(Aim of the task)
Look for "Руководитель" in each line of the entries, and return the matching lines.
-- BEGIN Supplied data --
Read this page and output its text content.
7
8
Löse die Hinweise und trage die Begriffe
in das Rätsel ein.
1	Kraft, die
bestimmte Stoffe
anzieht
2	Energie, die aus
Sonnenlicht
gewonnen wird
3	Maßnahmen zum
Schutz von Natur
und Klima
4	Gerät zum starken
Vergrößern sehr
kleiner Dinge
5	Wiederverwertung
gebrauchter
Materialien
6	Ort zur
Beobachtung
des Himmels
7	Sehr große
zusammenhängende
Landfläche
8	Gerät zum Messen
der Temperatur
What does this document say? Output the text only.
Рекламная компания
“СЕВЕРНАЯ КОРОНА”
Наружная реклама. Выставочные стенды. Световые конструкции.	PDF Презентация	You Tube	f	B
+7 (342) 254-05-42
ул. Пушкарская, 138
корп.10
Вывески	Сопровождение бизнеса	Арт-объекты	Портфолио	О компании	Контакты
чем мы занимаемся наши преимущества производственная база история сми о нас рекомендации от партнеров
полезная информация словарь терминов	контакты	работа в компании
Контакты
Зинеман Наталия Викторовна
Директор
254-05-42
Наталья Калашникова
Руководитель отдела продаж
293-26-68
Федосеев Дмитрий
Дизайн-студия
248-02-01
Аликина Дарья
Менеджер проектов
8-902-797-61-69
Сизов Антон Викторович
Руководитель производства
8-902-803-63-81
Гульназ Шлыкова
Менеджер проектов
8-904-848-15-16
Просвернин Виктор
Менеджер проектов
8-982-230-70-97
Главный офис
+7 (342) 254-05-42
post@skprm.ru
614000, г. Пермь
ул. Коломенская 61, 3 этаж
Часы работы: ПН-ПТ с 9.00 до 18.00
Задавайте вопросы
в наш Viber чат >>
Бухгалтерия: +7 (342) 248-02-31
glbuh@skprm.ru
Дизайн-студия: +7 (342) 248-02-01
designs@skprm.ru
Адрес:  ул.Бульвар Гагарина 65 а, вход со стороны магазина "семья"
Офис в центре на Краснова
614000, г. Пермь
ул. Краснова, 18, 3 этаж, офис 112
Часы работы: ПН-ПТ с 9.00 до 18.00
-- END Supplied data --
(Response to this exercise)
Руководитель отдела продаж
Руководитель производства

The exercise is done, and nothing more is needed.